━━ PROVIDED DATA
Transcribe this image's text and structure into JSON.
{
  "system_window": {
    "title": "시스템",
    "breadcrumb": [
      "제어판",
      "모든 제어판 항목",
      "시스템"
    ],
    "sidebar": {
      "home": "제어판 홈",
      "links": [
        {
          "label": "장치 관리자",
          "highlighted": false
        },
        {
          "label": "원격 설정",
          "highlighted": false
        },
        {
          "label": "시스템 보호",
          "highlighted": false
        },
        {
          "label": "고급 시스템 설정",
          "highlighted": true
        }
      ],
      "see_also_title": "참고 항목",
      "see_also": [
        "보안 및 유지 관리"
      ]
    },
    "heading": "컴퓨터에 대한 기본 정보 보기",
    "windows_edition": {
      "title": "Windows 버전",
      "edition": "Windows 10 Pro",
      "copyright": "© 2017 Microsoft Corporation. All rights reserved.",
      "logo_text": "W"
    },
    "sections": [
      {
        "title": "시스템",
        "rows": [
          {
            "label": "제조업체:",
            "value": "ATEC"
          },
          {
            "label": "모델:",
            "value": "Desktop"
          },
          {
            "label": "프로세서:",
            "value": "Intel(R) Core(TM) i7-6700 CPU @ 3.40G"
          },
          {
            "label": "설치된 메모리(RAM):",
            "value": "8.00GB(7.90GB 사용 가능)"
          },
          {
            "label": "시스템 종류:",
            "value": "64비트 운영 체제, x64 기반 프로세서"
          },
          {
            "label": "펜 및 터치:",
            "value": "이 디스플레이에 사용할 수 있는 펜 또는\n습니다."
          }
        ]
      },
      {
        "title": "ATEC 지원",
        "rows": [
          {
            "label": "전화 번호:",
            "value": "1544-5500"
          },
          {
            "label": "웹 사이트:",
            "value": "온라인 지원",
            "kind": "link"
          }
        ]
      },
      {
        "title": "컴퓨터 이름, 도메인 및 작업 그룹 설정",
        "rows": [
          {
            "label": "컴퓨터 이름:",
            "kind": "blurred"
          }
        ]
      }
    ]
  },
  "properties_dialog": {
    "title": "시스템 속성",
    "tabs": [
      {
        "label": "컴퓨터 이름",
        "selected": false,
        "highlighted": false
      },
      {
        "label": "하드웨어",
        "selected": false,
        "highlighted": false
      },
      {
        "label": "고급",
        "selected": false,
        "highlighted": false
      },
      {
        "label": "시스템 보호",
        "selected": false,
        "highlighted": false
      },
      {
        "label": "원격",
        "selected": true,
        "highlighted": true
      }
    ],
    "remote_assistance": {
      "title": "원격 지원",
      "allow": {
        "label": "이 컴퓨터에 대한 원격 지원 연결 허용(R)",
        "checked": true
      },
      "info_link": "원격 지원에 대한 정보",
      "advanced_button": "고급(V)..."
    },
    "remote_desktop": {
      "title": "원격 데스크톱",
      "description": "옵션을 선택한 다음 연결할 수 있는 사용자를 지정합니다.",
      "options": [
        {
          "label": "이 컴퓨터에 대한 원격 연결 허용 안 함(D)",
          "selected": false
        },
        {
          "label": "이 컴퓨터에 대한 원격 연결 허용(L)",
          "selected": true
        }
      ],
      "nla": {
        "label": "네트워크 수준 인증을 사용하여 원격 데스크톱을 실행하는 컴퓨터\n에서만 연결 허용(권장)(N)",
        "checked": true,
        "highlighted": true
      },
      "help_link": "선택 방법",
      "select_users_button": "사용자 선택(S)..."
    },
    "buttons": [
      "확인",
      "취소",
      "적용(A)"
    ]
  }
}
━━━━
Extract from the data every line where "true" shows up.

=== CORRECT ANSWER ===
          "highlighted": true
        "selected": true,
        "highlighted": true
        "checked": true
          "selected": true
        "checked": true,
        "highlighted": true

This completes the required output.